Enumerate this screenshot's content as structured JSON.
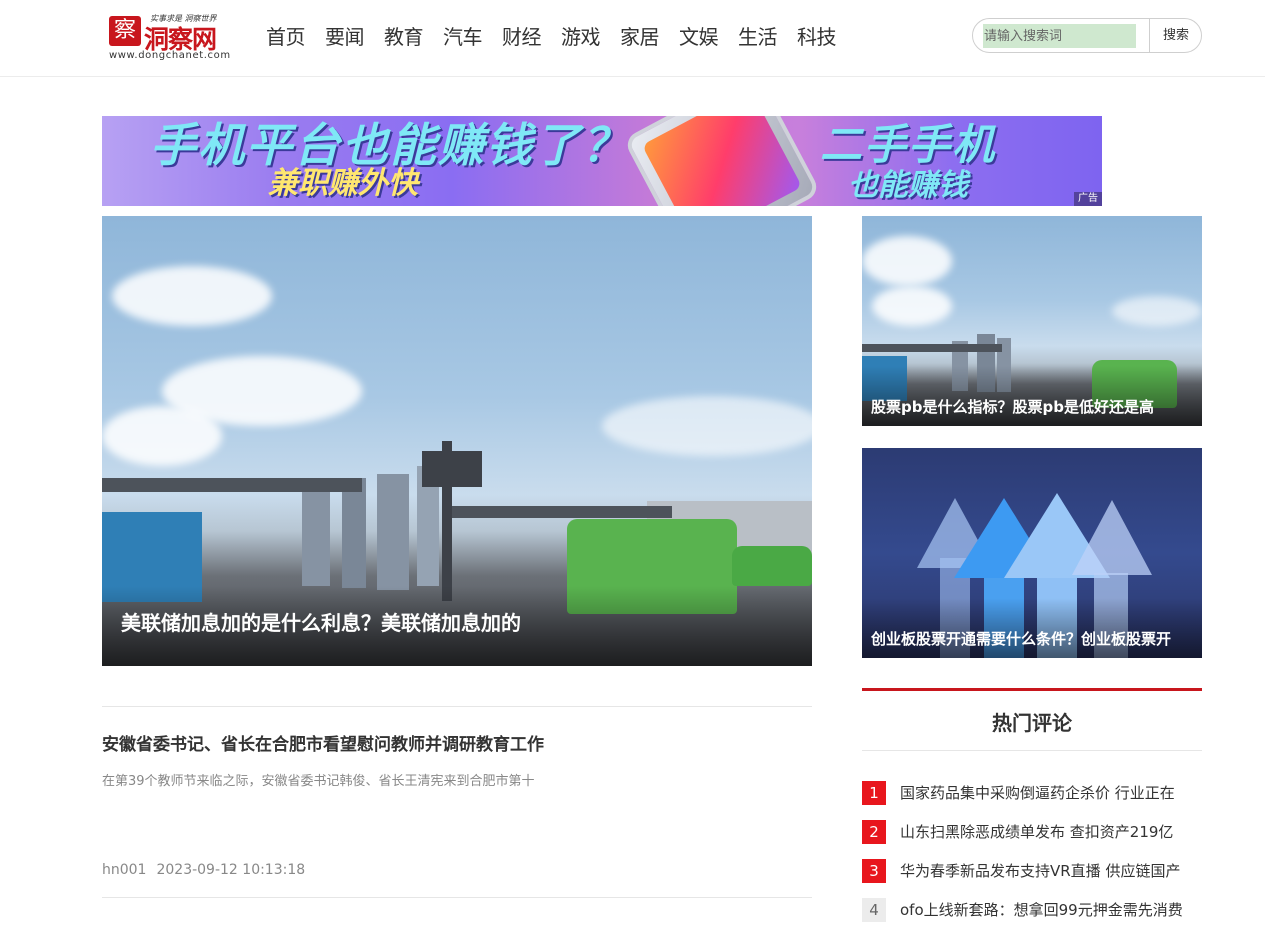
{
  "logo": {
    "seal": "察",
    "name": "洞察网",
    "slogan": "实事求是 洞察世界",
    "url": "www.dongchanet.com"
  },
  "nav": [
    "首页",
    "要闻",
    "教育",
    "汽车",
    "财经",
    "游戏",
    "家居",
    "文娱",
    "生活",
    "科技"
  ],
  "search": {
    "placeholder": "请输入搜索词",
    "button": "搜索"
  },
  "ad": {
    "line1": "手机平台也能赚钱了？",
    "line2": "兼职赚外快",
    "line3": "二手手机",
    "line4": "也能赚钱",
    "tag": "广告"
  },
  "featured": {
    "caption": "美联储加息加的是什么利息？美联储加息加的"
  },
  "side": [
    {
      "caption": "股票pb是什么指标？股票pb是低好还是高"
    },
    {
      "caption": "创业板股票开通需要什么条件？创业板股票开"
    }
  ],
  "article": {
    "title": "安徽省委书记、省长在合肥市看望慰问教师并调研教育工作",
    "summary": "在第39个教师节来临之际，安徽省委书记韩俊、省长王清宪来到合肥市第十",
    "author": "hn001",
    "time": "2023-09-12 10:13:18"
  },
  "hot": {
    "title": "热门评论",
    "items": [
      {
        "num": "1",
        "text": "国家药品集中采购倒逼药企杀价 行业正在"
      },
      {
        "num": "2",
        "text": "山东扫黑除恶成绩单发布 查扣资产219亿"
      },
      {
        "num": "3",
        "text": "华为春季新品发布支持VR直播 供应链国产"
      },
      {
        "num": "4",
        "text": "ofo上线新套路：想拿回99元押金需先消费"
      }
    ]
  },
  "colors": {
    "brand": "#c8161d",
    "rank_top": "#e8161d",
    "rank_other": "#ececec"
  }
}
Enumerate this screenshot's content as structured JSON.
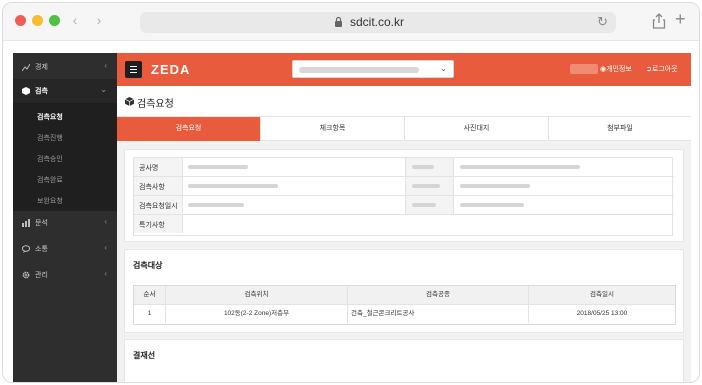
{
  "browser": {
    "url": "sdcit.co.kr"
  },
  "sidebar": {
    "items": [
      {
        "label": "경제",
        "icon": "chart-icon"
      },
      {
        "label": "검측",
        "icon": "box-icon"
      },
      {
        "label": "문석",
        "icon": "bar-chart-icon"
      },
      {
        "label": "소통",
        "icon": "chat-icon"
      },
      {
        "label": "관리",
        "icon": "gear-icon"
      }
    ],
    "submenu": [
      "검측요청",
      "검측진행",
      "검측승인",
      "검측완료",
      "보완요청"
    ]
  },
  "topbar": {
    "logo": "ZEDA",
    "links": [
      "개인정보",
      "로그아웃"
    ]
  },
  "page": {
    "title": "검측요청"
  },
  "tabs": [
    "검측요청",
    "체크항목",
    "사진대지",
    "첨부파일"
  ],
  "info": {
    "rows": [
      "공사명",
      "검측사항",
      "검측요청일시",
      "특기사항"
    ]
  },
  "target": {
    "title": "검측대상",
    "headers": [
      "순서",
      "검측위치",
      "검측공종",
      "검측일시"
    ],
    "rows": [
      {
        "no": "1",
        "location": "102동(2-2 Zone)저층부",
        "work": "건축_철근콘크리트공사",
        "datetime": "2018/05/25 13:00"
      }
    ]
  },
  "approval": {
    "title": "결재선"
  },
  "colors": {
    "accent": "#e95b3d",
    "sidebar": "#2e2e2e"
  }
}
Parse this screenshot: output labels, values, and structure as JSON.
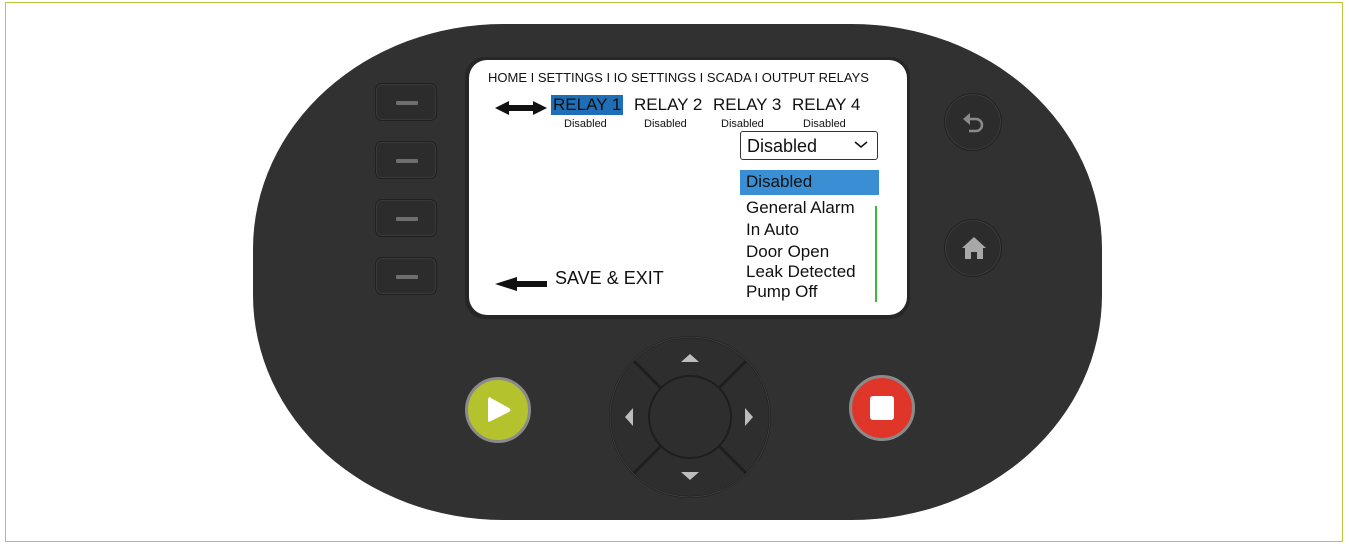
{
  "breadcrumb": "HOME I SETTINGS I IO SETTINGS I SCADA I OUTPUT RELAYS",
  "relays": [
    {
      "label": "RELAY 1",
      "status": "Disabled"
    },
    {
      "label": "RELAY 2",
      "status": "Disabled"
    },
    {
      "label": "RELAY 3",
      "status": "Disabled"
    },
    {
      "label": "RELAY 4",
      "status": "Disabled"
    }
  ],
  "selected_relay": "RELAY 1",
  "dropdown": {
    "value": "Disabled",
    "options": [
      "Disabled",
      "General Alarm",
      "In Auto",
      "Door Open",
      "Leak Detected",
      "Pump Off"
    ],
    "selected_option": "Disabled"
  },
  "save_exit_label": "SAVE & EXIT",
  "icons": {
    "back": "undo-arrow-icon",
    "home": "home-icon",
    "start": "play-icon",
    "stop": "stop-icon",
    "nav": [
      "arrow-up-icon",
      "arrow-down-icon",
      "arrow-left-icon",
      "arrow-right-icon"
    ]
  },
  "colors": {
    "device_body": "#313131",
    "highlight": "#1e6fb8",
    "option_highlight": "#3a8fd4",
    "start_button": "#b4c22e",
    "stop_button": "#e0362a",
    "scroll_indicator": "#3cb83c"
  }
}
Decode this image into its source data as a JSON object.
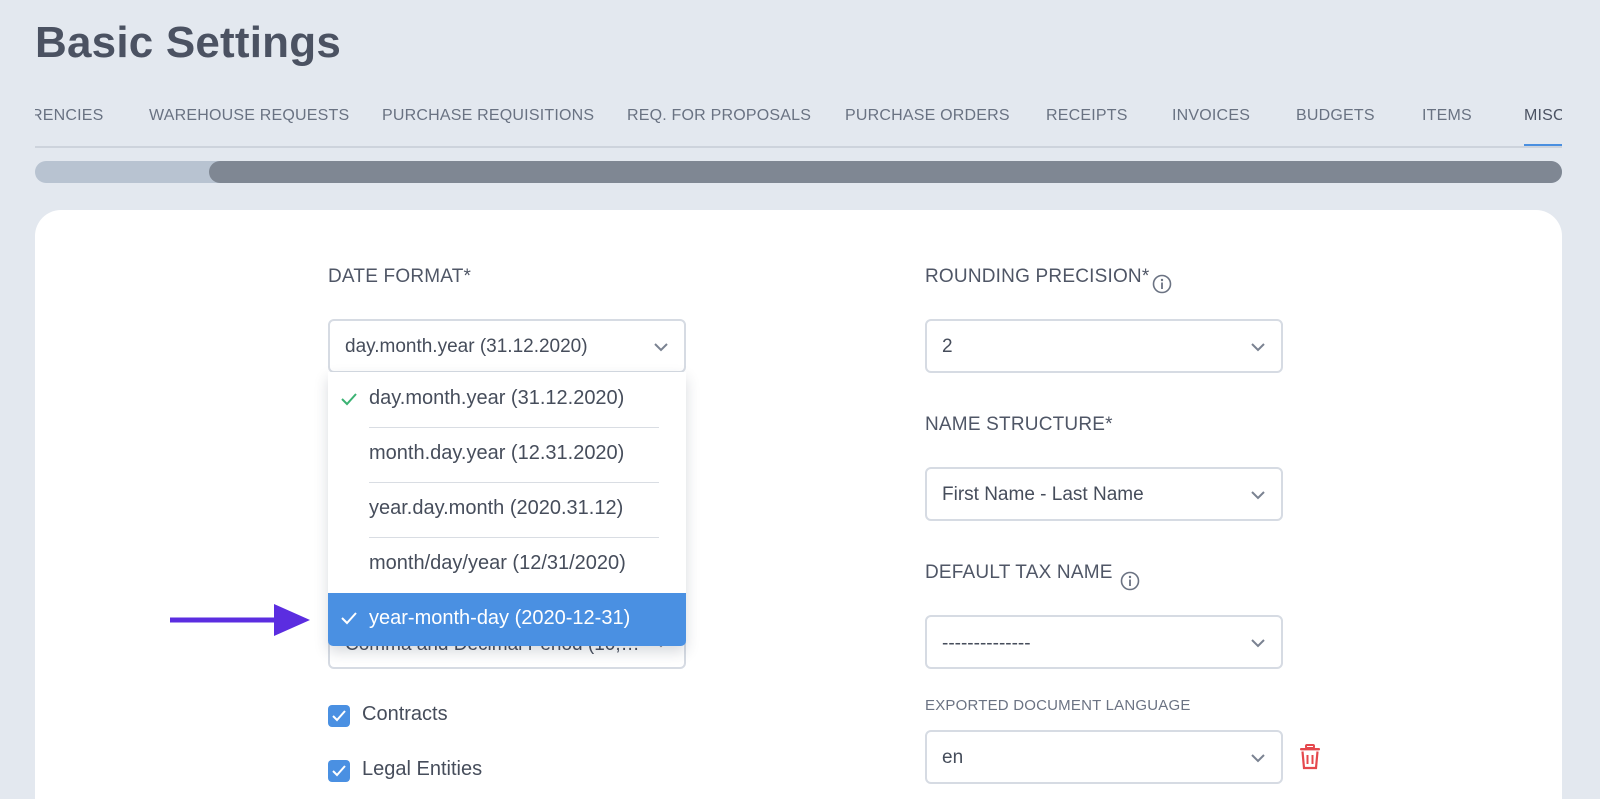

> [Exercise objective] All of the material above should be reproduced exactly, except the pictures.

> [Answer below]
Enumerate this screenshot's content as structured JSON.
{
  "logo": {
    "seal": "察",
    "name": "洞察网",
    "slogan": "实事求是 洞察世界",
    "url": "www.dongchanet.com"
  },
  "nav": [
    "首页",
    "要闻",
    "教育",
    "汽车",
    "财经",
    "游戏",
    "家居",
    "文娱",
    "生活",
    "科技"
  ],
  "search": {
    "placeholder": "请输入搜索词",
    "button": "搜索"
  },
  "ad": {
    "line1": "手机平台也能赚钱了？",
    "line2": "兼职赚外快",
    "line3": "二手手机",
    "line4": "也能赚钱",
    "tag": "广告"
  },
  "featured": {
    "caption": "美联储加息加的是什么利息？美联储加息加的"
  },
  "side": [
    {
      "caption": "股票pb是什么指标？股票pb是低好还是高"
    },
    {
      "caption": "创业板股票开通需要什么条件？创业板股票开"
    }
  ],
  "article": {
    "title": "安徽省委书记、省长在合肥市看望慰问教师并调研教育工作",
    "summary": "在第39个教师节来临之际，安徽省委书记韩俊、省长王清宪来到合肥市第十",
    "author": "hn001",
    "time": "2023-09-12 10:13:18"
  },
  "hot": {
    "title": "热门评论",
    "items": [
      {
        "num": "1",
        "text": "国家药品集中采购倒逼药企杀价 行业正在"
      },
      {
        "num": "2",
        "text": "山东扫黑除恶成绩单发布 查扣资产219亿"
      },
      {
        "num": "3",
        "text": "华为春季新品发布支持VR直播 供应链国产"
      },
      {
        "num": "4",
        "text": "ofo上线新套路：想拿回99元押金需先消费"
      }
    ]
  },
  "colors": {
    "brand": "#c8161d",
    "rank_top": "#e8161d",
    "rank_other": "#ececec"
  }
}
Enumerate this screenshot's content as structured JSON.
{
  "browser": {
    "url": "sdcit.co.kr"
  },
  "sidebar": {
    "items": [
      {
        "label": "경제",
        "icon": "chart-icon"
      },
      {
        "label": "검측",
        "icon": "box-icon"
      },
      {
        "label": "문석",
        "icon": "bar-chart-icon"
      },
      {
        "label": "소통",
        "icon": "chat-icon"
      },
      {
        "label": "관리",
        "icon": "gear-icon"
      }
    ],
    "submenu": [
      "검측요청",
      "검측진행",
      "검측승인",
      "검측완료",
      "보완요청"
    ]
  },
  "topbar": {
    "logo": "ZEDA",
    "links": [
      "개인정보",
      "로그아웃"
    ]
  },
  "page": {
    "title": "검측요청"
  },
  "tabs": [
    "검측요청",
    "체크항목",
    "사진대지",
    "첨부파일"
  ],
  "info": {
    "rows": [
      "공사명",
      "검측사항",
      "검측요청일시",
      "특기사항"
    ]
  },
  "target": {
    "title": "검측대상",
    "headers": [
      "순서",
      "검측위치",
      "검측공종",
      "검측일시"
    ],
    "rows": [
      {
        "no": "1",
        "location": "102동(2-2 Zone)저층부",
        "work": "건축_철근콘크리트공사",
        "datetime": "2018/05/25 13:00"
      }
    ]
  },
  "approval": {
    "title": "결재선"
  },
  "colors": {
    "accent": "#e95b3d",
    "sidebar": "#2e2e2e"
  }
}
Parse this screenshot: output labels, values, and structure as JSON.
{
  "breadcrumb": "HOME I SETTINGS I IO SETTINGS I SCADA I OUTPUT RELAYS",
  "relays": [
    {
      "label": "RELAY 1",
      "status": "Disabled"
    },
    {
      "label": "RELAY 2",
      "status": "Disabled"
    },
    {
      "label": "RELAY 3",
      "status": "Disabled"
    },
    {
      "label": "RELAY 4",
      "status": "Disabled"
    }
  ],
  "selected_relay": "RELAY 1",
  "dropdown": {
    "value": "Disabled",
    "options": [
      "Disabled",
      "General Alarm",
      "In Auto",
      "Door Open",
      "Leak Detected",
      "Pump Off"
    ],
    "selected_option": "Disabled"
  },
  "save_exit_label": "SAVE & EXIT",
  "icons": {
    "back": "undo-arrow-icon",
    "home": "home-icon",
    "start": "play-icon",
    "stop": "stop-icon",
    "nav": [
      "arrow-up-icon",
      "arrow-down-icon",
      "arrow-left-icon",
      "arrow-right-icon"
    ]
  },
  "colors": {
    "device_body": "#313131",
    "highlight": "#1e6fb8",
    "option_highlight": "#3a8fd4",
    "start_button": "#b4c22e",
    "stop_button": "#e0362a",
    "scroll_indicator": "#3cb83c"
  }
}
Decode this image into its source data as a JSON object.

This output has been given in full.